╭─ Listed entries

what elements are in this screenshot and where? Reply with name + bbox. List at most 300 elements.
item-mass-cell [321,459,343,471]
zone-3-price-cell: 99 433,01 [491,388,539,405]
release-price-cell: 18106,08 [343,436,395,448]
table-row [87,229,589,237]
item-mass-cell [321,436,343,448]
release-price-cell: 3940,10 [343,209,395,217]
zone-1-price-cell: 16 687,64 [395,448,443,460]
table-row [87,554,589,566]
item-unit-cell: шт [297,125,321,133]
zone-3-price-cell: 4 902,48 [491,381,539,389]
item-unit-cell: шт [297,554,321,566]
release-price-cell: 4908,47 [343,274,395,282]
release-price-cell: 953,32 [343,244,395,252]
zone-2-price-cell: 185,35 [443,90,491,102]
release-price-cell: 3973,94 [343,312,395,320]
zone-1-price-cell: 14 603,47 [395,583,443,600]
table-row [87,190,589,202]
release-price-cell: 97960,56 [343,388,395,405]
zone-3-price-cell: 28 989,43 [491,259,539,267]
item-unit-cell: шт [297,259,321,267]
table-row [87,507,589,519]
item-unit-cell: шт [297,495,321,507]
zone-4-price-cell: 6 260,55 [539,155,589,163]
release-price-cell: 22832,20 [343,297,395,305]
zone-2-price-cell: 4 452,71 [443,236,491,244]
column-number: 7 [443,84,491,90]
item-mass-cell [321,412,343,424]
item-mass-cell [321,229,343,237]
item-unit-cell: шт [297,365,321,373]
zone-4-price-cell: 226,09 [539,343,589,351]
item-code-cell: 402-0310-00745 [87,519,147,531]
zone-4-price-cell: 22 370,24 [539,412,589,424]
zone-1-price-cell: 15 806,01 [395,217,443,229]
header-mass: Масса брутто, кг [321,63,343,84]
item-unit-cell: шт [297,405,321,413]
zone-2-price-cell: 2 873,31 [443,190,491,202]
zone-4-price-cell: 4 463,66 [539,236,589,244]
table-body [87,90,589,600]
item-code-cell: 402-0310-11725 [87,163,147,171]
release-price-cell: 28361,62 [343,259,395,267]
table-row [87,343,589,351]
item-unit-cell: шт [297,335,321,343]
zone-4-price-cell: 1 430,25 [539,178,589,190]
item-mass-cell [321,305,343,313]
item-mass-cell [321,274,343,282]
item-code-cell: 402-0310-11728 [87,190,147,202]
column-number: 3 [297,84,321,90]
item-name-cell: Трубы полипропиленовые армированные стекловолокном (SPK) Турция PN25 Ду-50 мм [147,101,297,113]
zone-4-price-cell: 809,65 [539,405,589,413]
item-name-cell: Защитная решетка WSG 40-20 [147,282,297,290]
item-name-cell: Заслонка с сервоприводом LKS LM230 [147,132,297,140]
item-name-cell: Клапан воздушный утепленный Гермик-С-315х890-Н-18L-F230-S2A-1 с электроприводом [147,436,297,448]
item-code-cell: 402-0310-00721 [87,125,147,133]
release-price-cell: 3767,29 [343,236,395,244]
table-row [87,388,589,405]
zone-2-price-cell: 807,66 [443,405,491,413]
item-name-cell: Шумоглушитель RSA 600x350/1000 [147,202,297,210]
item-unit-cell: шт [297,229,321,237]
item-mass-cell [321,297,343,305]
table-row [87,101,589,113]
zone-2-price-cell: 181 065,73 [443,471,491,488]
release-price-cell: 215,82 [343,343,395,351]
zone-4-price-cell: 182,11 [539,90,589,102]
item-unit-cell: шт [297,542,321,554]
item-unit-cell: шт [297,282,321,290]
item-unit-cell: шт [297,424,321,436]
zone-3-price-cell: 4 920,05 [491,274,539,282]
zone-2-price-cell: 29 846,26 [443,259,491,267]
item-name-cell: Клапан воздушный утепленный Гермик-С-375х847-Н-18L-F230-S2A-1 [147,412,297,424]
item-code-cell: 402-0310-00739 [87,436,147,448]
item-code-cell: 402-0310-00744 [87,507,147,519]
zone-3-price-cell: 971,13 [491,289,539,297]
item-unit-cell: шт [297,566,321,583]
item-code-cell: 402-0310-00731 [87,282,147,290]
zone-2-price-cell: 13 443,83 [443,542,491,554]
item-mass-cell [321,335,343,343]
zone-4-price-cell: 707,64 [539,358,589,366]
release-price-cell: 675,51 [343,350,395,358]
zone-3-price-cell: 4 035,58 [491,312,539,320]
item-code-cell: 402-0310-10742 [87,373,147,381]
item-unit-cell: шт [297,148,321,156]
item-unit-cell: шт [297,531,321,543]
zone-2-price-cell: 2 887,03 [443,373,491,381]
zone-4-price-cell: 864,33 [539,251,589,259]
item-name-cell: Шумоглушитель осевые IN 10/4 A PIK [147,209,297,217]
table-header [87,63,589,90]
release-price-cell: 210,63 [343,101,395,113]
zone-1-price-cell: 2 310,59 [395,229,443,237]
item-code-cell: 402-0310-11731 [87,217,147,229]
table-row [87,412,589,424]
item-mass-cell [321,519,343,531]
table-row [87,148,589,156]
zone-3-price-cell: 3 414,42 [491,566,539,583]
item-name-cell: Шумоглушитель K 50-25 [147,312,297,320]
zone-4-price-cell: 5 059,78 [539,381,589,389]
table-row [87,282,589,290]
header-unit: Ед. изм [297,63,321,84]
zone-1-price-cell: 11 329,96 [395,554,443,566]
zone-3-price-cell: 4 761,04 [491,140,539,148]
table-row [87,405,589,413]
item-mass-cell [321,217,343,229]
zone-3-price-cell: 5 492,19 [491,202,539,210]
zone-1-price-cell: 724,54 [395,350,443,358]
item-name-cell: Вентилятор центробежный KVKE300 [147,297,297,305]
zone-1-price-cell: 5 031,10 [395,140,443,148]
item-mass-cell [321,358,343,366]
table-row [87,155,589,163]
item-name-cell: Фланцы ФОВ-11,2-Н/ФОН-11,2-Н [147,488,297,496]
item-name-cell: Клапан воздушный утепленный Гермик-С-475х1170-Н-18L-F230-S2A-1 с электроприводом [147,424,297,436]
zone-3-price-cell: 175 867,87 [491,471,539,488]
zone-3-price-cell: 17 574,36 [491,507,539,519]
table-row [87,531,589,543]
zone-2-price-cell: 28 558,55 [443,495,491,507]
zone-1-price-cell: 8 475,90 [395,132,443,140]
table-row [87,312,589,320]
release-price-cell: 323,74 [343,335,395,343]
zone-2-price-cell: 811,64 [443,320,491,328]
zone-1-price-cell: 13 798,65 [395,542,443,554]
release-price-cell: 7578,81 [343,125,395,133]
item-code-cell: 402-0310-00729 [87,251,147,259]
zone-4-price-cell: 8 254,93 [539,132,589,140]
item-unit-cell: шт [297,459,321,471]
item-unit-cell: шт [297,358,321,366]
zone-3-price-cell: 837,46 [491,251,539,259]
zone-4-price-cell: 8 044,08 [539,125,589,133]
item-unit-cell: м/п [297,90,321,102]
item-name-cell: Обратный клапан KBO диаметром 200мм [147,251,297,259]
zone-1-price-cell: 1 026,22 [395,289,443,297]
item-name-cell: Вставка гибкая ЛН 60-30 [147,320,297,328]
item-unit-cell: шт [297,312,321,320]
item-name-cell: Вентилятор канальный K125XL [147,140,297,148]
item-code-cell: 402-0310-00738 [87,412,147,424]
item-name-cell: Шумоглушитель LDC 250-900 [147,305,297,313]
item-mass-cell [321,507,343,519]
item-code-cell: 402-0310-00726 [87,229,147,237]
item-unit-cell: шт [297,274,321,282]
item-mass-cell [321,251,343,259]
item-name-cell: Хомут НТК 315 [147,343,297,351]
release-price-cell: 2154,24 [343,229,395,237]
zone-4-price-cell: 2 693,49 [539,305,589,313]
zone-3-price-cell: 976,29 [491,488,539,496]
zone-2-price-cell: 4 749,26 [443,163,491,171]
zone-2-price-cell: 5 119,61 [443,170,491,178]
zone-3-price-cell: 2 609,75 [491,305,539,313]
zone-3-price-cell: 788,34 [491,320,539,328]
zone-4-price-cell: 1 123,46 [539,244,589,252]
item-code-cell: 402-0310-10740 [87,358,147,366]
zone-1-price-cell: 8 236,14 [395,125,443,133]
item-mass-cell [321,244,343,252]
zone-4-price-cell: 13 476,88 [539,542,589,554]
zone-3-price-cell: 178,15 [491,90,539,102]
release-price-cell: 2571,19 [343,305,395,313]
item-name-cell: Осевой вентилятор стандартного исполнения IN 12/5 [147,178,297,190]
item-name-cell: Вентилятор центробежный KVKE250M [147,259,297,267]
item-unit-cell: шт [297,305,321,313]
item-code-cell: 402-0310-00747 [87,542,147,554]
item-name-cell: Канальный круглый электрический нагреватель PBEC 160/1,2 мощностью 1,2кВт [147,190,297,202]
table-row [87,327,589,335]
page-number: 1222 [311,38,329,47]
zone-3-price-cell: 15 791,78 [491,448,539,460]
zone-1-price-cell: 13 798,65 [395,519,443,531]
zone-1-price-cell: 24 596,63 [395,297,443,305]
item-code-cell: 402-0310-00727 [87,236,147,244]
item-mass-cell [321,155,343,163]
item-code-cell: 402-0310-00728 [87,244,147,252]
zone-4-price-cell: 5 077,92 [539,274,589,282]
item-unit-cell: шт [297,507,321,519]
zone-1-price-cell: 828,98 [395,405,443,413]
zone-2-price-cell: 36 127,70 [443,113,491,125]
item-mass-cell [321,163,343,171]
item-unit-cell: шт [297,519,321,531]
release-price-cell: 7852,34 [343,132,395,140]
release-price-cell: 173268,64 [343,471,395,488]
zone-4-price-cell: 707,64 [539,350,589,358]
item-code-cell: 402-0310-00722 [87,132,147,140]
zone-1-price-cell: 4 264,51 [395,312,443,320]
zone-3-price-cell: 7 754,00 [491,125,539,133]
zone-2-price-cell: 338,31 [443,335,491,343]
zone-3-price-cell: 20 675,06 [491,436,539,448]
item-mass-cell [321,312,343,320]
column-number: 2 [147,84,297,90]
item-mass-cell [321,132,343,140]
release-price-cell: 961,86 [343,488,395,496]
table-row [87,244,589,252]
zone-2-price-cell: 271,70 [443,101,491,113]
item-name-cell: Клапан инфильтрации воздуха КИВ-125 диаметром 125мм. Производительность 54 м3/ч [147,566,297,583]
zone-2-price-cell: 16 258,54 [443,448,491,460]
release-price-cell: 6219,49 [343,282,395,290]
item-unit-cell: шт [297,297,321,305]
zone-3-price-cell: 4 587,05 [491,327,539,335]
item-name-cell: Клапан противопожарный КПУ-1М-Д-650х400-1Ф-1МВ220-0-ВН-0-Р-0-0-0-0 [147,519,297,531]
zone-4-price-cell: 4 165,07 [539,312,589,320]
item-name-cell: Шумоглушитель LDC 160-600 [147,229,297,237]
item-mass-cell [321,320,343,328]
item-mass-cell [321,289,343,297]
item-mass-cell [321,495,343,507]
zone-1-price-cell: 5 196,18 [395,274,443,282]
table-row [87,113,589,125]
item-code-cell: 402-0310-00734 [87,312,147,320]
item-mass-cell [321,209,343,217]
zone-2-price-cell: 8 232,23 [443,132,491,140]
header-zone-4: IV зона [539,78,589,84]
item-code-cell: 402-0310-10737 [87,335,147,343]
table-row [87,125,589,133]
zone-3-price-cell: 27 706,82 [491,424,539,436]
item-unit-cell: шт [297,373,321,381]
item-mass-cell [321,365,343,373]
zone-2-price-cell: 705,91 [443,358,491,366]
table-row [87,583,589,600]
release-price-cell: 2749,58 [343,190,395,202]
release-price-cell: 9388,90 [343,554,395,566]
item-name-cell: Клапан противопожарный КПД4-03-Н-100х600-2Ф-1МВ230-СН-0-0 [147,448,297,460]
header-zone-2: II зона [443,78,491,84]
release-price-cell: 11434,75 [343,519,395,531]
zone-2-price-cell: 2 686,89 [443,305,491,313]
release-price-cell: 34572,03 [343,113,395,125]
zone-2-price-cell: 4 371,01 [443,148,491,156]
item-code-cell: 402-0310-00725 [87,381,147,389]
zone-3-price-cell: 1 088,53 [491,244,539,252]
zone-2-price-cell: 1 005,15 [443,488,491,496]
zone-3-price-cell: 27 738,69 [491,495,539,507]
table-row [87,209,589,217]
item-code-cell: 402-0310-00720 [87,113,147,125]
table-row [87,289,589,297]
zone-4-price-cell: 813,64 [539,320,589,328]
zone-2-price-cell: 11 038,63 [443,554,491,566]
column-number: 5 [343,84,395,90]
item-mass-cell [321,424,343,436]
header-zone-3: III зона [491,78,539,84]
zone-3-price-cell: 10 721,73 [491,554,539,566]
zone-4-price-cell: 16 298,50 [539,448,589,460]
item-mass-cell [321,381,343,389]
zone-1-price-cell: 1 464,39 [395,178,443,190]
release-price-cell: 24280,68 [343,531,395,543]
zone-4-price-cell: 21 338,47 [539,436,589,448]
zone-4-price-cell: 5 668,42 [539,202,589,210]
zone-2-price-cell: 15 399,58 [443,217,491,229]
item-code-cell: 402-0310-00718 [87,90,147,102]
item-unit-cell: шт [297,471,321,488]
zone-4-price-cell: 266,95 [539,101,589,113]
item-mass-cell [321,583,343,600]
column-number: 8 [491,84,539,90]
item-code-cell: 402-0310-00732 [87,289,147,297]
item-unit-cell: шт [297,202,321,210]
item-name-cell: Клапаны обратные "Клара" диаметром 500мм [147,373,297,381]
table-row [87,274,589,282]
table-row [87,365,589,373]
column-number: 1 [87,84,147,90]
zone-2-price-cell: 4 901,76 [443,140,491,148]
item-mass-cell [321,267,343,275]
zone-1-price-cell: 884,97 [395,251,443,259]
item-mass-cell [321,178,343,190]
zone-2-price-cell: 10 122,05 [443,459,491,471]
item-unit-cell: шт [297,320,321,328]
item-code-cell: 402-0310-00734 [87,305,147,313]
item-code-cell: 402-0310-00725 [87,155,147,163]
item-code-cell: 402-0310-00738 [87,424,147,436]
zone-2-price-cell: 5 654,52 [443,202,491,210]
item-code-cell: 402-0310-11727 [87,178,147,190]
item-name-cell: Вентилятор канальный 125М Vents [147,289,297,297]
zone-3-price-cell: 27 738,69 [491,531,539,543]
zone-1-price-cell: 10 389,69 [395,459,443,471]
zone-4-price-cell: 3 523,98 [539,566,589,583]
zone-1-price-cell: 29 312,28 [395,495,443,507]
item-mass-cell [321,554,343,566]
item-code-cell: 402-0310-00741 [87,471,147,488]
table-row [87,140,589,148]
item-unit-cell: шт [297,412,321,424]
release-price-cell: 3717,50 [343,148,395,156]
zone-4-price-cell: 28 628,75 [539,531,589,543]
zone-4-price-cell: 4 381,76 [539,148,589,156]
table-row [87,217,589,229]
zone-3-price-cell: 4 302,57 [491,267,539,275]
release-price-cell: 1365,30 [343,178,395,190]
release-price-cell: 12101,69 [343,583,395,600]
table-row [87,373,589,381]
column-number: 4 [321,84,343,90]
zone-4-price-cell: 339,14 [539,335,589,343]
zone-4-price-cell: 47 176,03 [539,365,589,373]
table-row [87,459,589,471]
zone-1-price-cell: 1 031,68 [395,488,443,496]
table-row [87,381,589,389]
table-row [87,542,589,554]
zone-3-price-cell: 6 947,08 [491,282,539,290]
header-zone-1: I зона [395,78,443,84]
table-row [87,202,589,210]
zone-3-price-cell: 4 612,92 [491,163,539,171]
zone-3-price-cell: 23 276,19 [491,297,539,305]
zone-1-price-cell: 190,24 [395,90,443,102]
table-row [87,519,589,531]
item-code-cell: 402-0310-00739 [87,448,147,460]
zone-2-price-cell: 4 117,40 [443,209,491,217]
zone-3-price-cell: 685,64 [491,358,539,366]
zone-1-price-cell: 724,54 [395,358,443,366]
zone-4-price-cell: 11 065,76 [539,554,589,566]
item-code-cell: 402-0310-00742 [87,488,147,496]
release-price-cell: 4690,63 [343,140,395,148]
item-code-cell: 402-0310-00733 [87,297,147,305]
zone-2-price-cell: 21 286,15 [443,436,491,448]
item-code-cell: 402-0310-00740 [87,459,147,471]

╰─

● Aim
Starting at the first row and ending at the row containing "item-unit-cell: шт [297,495,321,507]", give the rows again with "release-price-cell" changed to "base-price-cell" and everything else left as it is.

● Complete response
what elements are in this screenshot and where? Reply with name + bbox. List at most 300 elements.
item-mass-cell [321,459,343,471]
zone-3-price-cell: 99 433,01 [491,388,539,405]
base-price-cell: 18106,08 [343,436,395,448]
table-row [87,229,589,237]
item-mass-cell [321,436,343,448]
base-price-cell: 3940,10 [343,209,395,217]
zone-1-price-cell: 16 687,64 [395,448,443,460]
table-row [87,554,589,566]
item-unit-cell: шт [297,125,321,133]
zone-3-price-cell: 4 902,48 [491,381,539,389]
item-unit-cell: шт [297,554,321,566]
base-price-cell: 4908,47 [343,274,395,282]
base-price-cell: 953,32 [343,244,395,252]
zone-2-price-cell: 185,35 [443,90,491,102]
base-price-cell: 3973,94 [343,312,395,320]
zone-1-price-cell: 14 603,47 [395,583,443,600]
table-row [87,190,589,202]
base-price-cell: 97960,56 [343,388,395,405]
zone-3-price-cell: 28 989,43 [491,259,539,267]
item-unit-cell: шт [297,259,321,267]
table-row [87,507,589,519]
item-unit-cell: шт [297,495,321,507]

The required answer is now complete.